◆ RECORDS FOR THE EXERCISE:

::::

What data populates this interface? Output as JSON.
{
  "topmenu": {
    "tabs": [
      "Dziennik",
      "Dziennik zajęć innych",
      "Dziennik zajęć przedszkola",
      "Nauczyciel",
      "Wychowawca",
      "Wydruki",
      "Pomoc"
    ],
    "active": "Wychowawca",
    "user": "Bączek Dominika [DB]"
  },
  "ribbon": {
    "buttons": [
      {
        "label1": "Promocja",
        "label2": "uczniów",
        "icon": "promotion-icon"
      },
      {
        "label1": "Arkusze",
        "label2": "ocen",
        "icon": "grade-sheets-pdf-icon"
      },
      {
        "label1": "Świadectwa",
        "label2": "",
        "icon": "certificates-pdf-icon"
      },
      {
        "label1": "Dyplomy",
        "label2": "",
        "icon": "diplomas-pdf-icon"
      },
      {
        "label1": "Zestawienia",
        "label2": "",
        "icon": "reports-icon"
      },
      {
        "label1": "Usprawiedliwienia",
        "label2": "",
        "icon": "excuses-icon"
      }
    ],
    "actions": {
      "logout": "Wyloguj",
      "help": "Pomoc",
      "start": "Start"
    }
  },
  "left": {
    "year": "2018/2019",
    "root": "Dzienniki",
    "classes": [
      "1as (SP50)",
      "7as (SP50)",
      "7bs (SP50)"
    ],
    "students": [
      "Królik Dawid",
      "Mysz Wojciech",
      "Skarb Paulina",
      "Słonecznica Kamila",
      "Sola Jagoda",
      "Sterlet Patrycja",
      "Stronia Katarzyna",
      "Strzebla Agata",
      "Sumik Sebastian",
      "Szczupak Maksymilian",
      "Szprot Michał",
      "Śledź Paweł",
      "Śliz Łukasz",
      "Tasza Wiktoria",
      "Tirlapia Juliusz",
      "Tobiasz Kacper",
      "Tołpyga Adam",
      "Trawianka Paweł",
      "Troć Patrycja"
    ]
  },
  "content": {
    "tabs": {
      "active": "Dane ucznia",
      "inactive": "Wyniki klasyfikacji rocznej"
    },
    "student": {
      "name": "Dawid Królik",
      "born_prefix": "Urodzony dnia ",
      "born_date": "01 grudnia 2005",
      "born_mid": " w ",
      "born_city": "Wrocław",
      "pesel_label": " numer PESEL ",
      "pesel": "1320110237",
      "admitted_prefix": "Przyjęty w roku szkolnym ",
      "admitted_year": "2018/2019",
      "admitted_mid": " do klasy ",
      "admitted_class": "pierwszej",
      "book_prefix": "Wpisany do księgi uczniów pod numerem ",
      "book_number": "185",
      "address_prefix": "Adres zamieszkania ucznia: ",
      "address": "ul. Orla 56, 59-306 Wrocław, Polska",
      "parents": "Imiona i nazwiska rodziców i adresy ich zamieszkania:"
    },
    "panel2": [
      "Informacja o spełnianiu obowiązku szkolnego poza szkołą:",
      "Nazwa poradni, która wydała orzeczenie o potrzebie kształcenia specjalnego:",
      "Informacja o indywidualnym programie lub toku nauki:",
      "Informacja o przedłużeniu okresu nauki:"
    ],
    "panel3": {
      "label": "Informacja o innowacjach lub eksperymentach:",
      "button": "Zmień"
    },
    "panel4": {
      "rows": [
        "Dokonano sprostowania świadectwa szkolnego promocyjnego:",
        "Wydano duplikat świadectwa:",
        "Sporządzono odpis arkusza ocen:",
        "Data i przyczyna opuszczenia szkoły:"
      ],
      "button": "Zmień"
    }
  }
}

::::

◆ INSTRUCTIONS TO FOLLOW:
Could you quote the material above in full, exactly as it stands?

◆ EXERCISE SOLUTION:
What data populates this interface? Output as JSON.
{
  "topmenu": {
    "tabs": [
      "Dziennik",
      "Dziennik zajęć innych",
      "Dziennik zajęć przedszkola",
      "Nauczyciel",
      "Wychowawca",
      "Wydruki",
      "Pomoc"
    ],
    "active": "Wychowawca",
    "user": "Bączek Dominika [DB]"
  },
  "ribbon": {
    "buttons": [
      {
        "label1": "Promocja",
        "label2": "uczniów",
        "icon": "promotion-icon"
      },
      {
        "label1": "Arkusze",
        "label2": "ocen",
        "icon": "grade-sheets-pdf-icon"
      },
      {
        "label1": "Świadectwa",
        "label2": "",
        "icon": "certificates-pdf-icon"
      },
      {
        "label1": "Dyplomy",
        "label2": "",
        "icon": "diplomas-pdf-icon"
      },
      {
        "label1": "Zestawienia",
        "label2": "",
        "icon": "reports-icon"
      },
      {
        "label1": "Usprawiedliwienia",
        "label2": "",
        "icon": "excuses-icon"
      }
    ],
    "actions": {
      "logout": "Wyloguj",
      "help": "Pomoc",
      "start": "Start"
    }
  },
  "left": {
    "year": "2018/2019",
    "root": "Dzienniki",
    "classes": [
      "1as (SP50)",
      "7as (SP50)",
      "7bs (SP50)"
    ],
    "students": [
      "Królik Dawid",
      "Mysz Wojciech",
      "Skarb Paulina",
      "Słonecznica Kamila",
      "Sola Jagoda",
      "Sterlet Patrycja",
      "Stronia Katarzyna",
      "Strzebla Agata",
      "Sumik Sebastian",
      "Szczupak Maksymilian",
      "Szprot Michał",
      "Śledź Paweł",
      "Śliz Łukasz",
      "Tasza Wiktoria",
      "Tirlapia Juliusz",
      "Tobiasz Kacper",
      "Tołpyga Adam",
      "Trawianka Paweł",
      "Troć Patrycja"
    ]
  },
  "content": {
    "tabs": {
      "active": "Dane ucznia",
      "inactive": "Wyniki klasyfikacji rocznej"
    },
    "student": {
      "name": "Dawid Królik",
      "born_prefix": "Urodzony dnia ",
      "born_date": "01 grudnia 2005",
      "born_mid": " w ",
      "born_city": "Wrocław",
      "pesel_label": " numer PESEL ",
      "pesel": "1320110237",
      "admitted_prefix": "Przyjęty w roku szkolnym ",
      "admitted_year": "2018/2019",
      "admitted_mid": " do klasy ",
      "admitted_class": "pierwszej",
      "book_prefix": "Wpisany do księgi uczniów pod numerem ",
      "book_number": "185",
      "address_prefix": "Adres zamieszkania ucznia: ",
      "address": "ul. Orla 56, 59-306 Wrocław, Polska",
      "parents": "Imiona i nazwiska rodziców i adresy ich zamieszkania:"
    },
    "panel2": [
      "Informacja o spełnianiu obowiązku szkolnego poza szkołą:",
      "Nazwa poradni, która wydała orzeczenie o potrzebie kształcenia specjalnego:",
      "Informacja o indywidualnym programie lub toku nauki:",
      "Informacja o przedłużeniu okresu nauki:"
    ],
    "panel3": {
      "label": "Informacja o innowacjach lub eksperymentach:",
      "button": "Zmień"
    },
    "panel4": {
      "rows": [
        "Dokonano sprostowania świadectwa szkolnego promocyjnego:",
        "Wydano duplikat świadectwa:",
        "Sporządzono odpis arkusza ocen:",
        "Data i przyczyna opuszczenia szkoły:"
      ],
      "button": "Zmień"
    }
  }
}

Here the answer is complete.